Continuing with the description of FIG. 7, operation 710 shows sending a virtual hard drive file to the remote computer system, wherein the first process is configured to effectuate a storage service configured to manage virtual hard drives for one or more virtual machines. For example information that represents a virtual hard drive file (VHD file) can be stored in storage and the file can be sent to the remote computer system. In one example embodiment the storage service can be exposed as a storage target similar to that described in U.S. application Ser. No. ______ (Attorney Docket Number MVIR-0581/328024.01) entitled “Virtual Storage Target Offload Techniques.” A VHD file is a virtual machine hard disk and associated metadata that can be encapsulated within a single file in physical storage. In an example embodiment a process running on a computer system that effectuates the virtual machine, e.g., a virtual machine storage service, can parse the file and effectuate a disk that can be exposed to a guest operating system as physical storage. In this example embodiment the remote computer system 502 can receive the VHD file after service 420 is migrated. For example, the VHD file can be sent before service 420 is migrated by tagging the data in the file as copy-on-write. In this instance the data can be copied over when it is needed by service 420. In another example the VHD file can be copied before service 420 is migrated.

Continuing with the description of FIG. 7, operation 712 shows determining that an amount of input/output requests serviced by the remote computer system is greater than a threshold amount. For example, and turning back to FIG. 5, in an example embodiment manager 250 can be executed by a logical processor and determine that computer system 502 is servicing more requests than a threshold amount by, for example, comparing the number of requests it services to a value stored in memory, calculating the ratio of requests computer system 502 services to those serviced by computer system 500 and comparing the ratio to a threshold ratio, or by using any other statistical measure to determine whether a threshold is met. In this example if the number of requests serviced is greater than the threshold amount stored in memory manager 250 can be configured to move the unique identifier and service 420 to a virtual port associated with computer system 502.

In a specific embodiment the service can be distributed and computer system 500 can act as the interface for the service, e.g., service 420 and service 510 can be one distributed service and service 420 may be the point of interaction. In this example requests received by service 420 may be forwarded to service 510 for processing. In an example embodiment where an amount of requests over a threshold amount are forwarded to computer system 502 manager 250 of either computer system migrate service 420 so that service 420 and 510 are co-located on the same computer system 502. In this specific example the unique identifier for virtual port 404 could be attached to virtual port 514. Thus, when service 522 forwards a request to service 510 for processing its request can be routed internally within adapter 402B instead of going out into the switch 506 reducing the bandwidth used in the switch. In this example the request may be serviced faster because it won't have to be sent to another computer system. In another specific example embodiment, once service 522 is executing on computer system 502 and it receives a request for I/O that would have been previously sent to service 510, it can simply service the I/O request itself since it has access to the resources of computer system 502. In this case service 510 can be shut down if no other computer systems in the network are using it. The selection of either of these options is based on how the service itself is built.

-- Task to carry out --
Write the next part of the service migration passage, picking up right after its final sentence. The items that follow have nothing to do with the service migration passage.

-- Dataset excerpts --
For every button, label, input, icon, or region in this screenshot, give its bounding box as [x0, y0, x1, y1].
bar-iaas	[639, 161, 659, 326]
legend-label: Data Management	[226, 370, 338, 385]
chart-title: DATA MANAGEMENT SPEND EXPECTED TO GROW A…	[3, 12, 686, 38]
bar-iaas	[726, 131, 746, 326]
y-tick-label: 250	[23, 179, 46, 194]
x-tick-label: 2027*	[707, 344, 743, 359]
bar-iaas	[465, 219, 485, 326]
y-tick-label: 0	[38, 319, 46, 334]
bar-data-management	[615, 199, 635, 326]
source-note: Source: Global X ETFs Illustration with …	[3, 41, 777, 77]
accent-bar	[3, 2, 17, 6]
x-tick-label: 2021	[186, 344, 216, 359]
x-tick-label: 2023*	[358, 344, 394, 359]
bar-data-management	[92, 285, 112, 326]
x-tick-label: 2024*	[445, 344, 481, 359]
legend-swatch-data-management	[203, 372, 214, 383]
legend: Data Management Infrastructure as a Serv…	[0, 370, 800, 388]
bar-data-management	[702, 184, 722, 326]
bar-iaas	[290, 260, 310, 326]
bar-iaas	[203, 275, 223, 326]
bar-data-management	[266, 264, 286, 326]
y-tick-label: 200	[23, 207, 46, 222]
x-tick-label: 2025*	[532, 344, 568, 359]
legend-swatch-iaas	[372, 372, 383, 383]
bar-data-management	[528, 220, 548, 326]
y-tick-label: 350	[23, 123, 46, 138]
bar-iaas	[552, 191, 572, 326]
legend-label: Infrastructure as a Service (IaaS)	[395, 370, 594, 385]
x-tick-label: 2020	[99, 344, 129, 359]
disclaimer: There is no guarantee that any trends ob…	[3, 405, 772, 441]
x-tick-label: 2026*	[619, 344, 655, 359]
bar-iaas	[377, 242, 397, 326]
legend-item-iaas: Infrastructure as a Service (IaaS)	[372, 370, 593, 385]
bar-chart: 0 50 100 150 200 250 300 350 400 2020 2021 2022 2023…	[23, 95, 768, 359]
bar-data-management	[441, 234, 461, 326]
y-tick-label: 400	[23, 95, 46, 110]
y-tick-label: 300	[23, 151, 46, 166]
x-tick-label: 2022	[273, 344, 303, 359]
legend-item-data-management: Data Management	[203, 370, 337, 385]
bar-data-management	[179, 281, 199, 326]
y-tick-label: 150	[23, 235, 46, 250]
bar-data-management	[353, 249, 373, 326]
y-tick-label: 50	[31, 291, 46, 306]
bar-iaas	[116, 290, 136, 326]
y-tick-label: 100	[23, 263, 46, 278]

-- The output --
Continuing with the description of FIG. 7, operation 714 shows determining that available input/output bandwidth is lower than a predetermined threshold. For example, in an embodiment manager 250 can migrate the unique identifier when I/O bandwidth is lower than a predetermined threshold. In an example embodiment I/O bandwidth of computer system 500 may be stressed when too many I/O requests are being processed. In this example when the available bandwidth is lower than a value manger 250 of computer system 500 can send a request out to the network for a computer system that has bandwidth available. In a basic example the value can be set by an administrator. In another example the value can be set in view of a ratio including one or more variables. A specific example may include determining the bandwidth of each computer system in the datacenter and migrating the service to a computer system that has over 30% more bandwidth. Another specific example threshold may be based on the average time an I/O will take to be completed on computer system 500 in view of the current bandwidth and the average time an I/O will take to be completed on other computer systems in the datacenter based on their available bandwidth. As one skilled in the art can appreciate, the threshold value can depend on what type of equipment is in the datacenter or how “mission critical” a particular service is. Thus, one skilled in the art can understand that a bandwidth threshold can be set based on the needs and equipment in their datacenter and the disclosure contemplates using any metric used to set a bandwidth threshold.

Continuing with the description of FIG. 7, operation 716 shows determining that a number of available processor cycles is lower than a predetermined value. For example, in an embodiment of the present disclosure manager 250 can migrate the unique identifier when available processor cycles are lower than a predetermined threshold. In an example embodiment processor cycles of a computer system can be stressed when too many processes, e.g., hypervisor, service 420, protocol stacks, etc, are being executed by the physical processors of the computer system. In this example when the available processor cycles are lower than a value manger 250 of computer system 500 can send a request out to the network for a computer system that has free processor cycles. As one skilled in the art can appreciate, the threshold value can depend on what type of equipment is in the datacenter and how “mission critical” the service is. Thus, one skilled in the art can understand that a processor cycles threshold can be set based on the needs and equipment in their datacenter and the disclosure contemplates using any metric used to set a processor cycle threshold.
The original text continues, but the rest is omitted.